*** Dataset

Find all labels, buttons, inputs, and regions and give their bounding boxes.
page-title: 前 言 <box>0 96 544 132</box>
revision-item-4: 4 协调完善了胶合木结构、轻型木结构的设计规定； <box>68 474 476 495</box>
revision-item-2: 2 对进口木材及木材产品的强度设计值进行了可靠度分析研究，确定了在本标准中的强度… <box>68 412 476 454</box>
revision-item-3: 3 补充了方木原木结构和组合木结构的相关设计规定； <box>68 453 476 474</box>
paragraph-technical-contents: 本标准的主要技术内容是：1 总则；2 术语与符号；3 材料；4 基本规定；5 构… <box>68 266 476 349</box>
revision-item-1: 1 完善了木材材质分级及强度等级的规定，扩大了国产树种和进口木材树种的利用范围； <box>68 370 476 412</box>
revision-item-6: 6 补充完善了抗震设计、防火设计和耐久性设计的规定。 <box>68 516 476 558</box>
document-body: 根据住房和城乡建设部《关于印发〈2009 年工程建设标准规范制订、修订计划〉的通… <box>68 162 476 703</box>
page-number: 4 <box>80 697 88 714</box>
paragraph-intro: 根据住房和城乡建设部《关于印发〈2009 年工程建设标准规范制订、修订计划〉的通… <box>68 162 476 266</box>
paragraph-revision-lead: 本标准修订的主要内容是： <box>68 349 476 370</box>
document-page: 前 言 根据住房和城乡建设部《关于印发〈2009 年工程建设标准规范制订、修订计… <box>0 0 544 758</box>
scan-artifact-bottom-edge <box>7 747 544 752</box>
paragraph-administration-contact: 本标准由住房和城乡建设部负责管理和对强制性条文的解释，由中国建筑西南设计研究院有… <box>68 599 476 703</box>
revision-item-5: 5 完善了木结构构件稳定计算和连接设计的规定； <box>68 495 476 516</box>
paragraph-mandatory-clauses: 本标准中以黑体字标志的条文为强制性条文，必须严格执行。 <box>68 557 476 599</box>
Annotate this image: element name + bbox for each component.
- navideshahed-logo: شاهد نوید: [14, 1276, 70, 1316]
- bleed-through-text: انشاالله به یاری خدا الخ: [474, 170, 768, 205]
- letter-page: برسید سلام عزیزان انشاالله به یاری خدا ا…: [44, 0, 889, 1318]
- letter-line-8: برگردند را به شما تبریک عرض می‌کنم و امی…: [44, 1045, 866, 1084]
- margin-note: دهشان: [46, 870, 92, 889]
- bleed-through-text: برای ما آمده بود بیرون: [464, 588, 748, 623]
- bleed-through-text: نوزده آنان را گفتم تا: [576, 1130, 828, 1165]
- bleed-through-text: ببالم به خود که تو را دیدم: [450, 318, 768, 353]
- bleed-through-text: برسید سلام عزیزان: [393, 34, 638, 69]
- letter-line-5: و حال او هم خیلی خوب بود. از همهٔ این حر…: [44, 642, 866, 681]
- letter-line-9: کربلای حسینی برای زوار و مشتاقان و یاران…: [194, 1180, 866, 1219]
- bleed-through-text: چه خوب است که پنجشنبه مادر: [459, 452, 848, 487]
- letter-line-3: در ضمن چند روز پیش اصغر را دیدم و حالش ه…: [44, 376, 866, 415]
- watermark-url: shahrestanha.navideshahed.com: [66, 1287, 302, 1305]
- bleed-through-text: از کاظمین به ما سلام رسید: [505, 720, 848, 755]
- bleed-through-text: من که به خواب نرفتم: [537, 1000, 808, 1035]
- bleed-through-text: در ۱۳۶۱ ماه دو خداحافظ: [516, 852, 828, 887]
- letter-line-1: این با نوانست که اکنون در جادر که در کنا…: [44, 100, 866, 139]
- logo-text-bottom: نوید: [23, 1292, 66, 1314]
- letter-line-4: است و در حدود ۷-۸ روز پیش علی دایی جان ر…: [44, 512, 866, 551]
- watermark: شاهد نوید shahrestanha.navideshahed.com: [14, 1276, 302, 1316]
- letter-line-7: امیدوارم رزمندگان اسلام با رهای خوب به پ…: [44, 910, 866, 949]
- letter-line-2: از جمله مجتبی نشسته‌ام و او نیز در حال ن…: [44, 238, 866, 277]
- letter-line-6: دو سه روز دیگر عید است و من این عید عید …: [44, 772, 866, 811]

******

# What is required
Reproduce every line of the listing above, character for character and in the same order, from the first line through the last.

# Task response
Find all labels, buttons, inputs, and regions and give their bounding boxes.
page-title: 前 言 <box>0 96 544 132</box>
revision-item-4: 4 协调完善了胶合木结构、轻型木结构的设计规定； <box>68 474 476 495</box>
revision-item-2: 2 对进口木材及木材产品的强度设计值进行了可靠度分析研究，确定了在本标准中的强度… <box>68 412 476 454</box>
revision-item-3: 3 补充了方木原木结构和组合木结构的相关设计规定； <box>68 453 476 474</box>
paragraph-technical-contents: 本标准的主要技术内容是：1 总则；2 术语与符号；3 材料；4 基本规定；5 构… <box>68 266 476 349</box>
revision-item-1: 1 完善了木材材质分级及强度等级的规定，扩大了国产树种和进口木材树种的利用范围； <box>68 370 476 412</box>
revision-item-6: 6 补充完善了抗震设计、防火设计和耐久性设计的规定。 <box>68 516 476 558</box>
document-body: 根据住房和城乡建设部《关于印发〈2009 年工程建设标准规范制订、修订计划〉的通… <box>68 162 476 703</box>
page-number: 4 <box>80 697 88 714</box>
paragraph-intro: 根据住房和城乡建设部《关于印发〈2009 年工程建设标准规范制订、修订计划〉的通… <box>68 162 476 266</box>
paragraph-revision-lead: 本标准修订的主要内容是： <box>68 349 476 370</box>
document-page: 前 言 根据住房和城乡建设部《关于印发〈2009 年工程建设标准规范制订、修订计… <box>0 0 544 758</box>
scan-artifact-bottom-edge <box>7 747 544 752</box>
paragraph-administration-contact: 本标准由住房和城乡建设部负责管理和对强制性条文的解释，由中国建筑西南设计研究院有… <box>68 599 476 703</box>
revision-item-5: 5 完善了木结构构件稳定计算和连接设计的规定； <box>68 495 476 516</box>
paragraph-mandatory-clauses: 本标准中以黑体字标志的条文为强制性条文，必须严格执行。 <box>68 557 476 599</box>
Annotate this image: element name + bbox for each component.
- navideshahed-logo: شاهد نوید: [14, 1276, 70, 1316]
- bleed-through-text: انشاالله به یاری خدا الخ: [474, 170, 768, 205]
- letter-page: برسید سلام عزیزان انشاالله به یاری خدا ا…: [44, 0, 889, 1318]
- letter-line-8: برگردند را به شما تبریک عرض می‌کنم و امی…: [44, 1045, 866, 1084]
- margin-note: دهشان: [46, 870, 92, 889]
- bleed-through-text: برای ما آمده بود بیرون: [464, 588, 748, 623]
- bleed-through-text: نوزده آنان را گفتم تا: [576, 1130, 828, 1165]
- bleed-through-text: ببالم به خود که تو را دیدم: [450, 318, 768, 353]
- bleed-through-text: برسید سلام عزیزان: [393, 34, 638, 69]
- letter-line-5: و حال او هم خیلی خوب بود. از همهٔ این حر…: [44, 642, 866, 681]
- letter-line-9: کربلای حسینی برای زوار و مشتاقان و یاران…: [194, 1180, 866, 1219]
- bleed-through-text: چه خوب است که پنجشنبه مادر: [459, 452, 848, 487]
- letter-line-3: در ضمن چند روز پیش اصغر را دیدم و حالش ه…: [44, 376, 866, 415]
- watermark-url: shahrestanha.navideshahed.com: [66, 1287, 302, 1305]
- bleed-through-text: از کاظمین به ما سلام رسید: [505, 720, 848, 755]
- bleed-through-text: من که به خواب نرفتم: [537, 1000, 808, 1035]
- bleed-through-text: در ۱۳۶۱ ماه دو خداحافظ: [516, 852, 828, 887]
- letter-line-1: این با نوانست که اکنون در جادر که در کنا…: [44, 100, 866, 139]
- logo-text-bottom: نوید: [23, 1292, 66, 1314]
- letter-line-4: است و در حدود ۷-۸ روز پیش علی دایی جان ر…: [44, 512, 866, 551]
- watermark: شاهد نوید shahrestanha.navideshahed.com: [14, 1276, 302, 1316]
- letter-line-7: امیدوارم رزمندگان اسلام با رهای خوب به پ…: [44, 910, 866, 949]
- letter-line-2: از جمله مجتبی نشسته‌ام و او نیز در حال ن…: [44, 238, 866, 277]
- letter-line-6: دو سه روز دیگر عید است و من این عید عید …: [44, 772, 866, 811]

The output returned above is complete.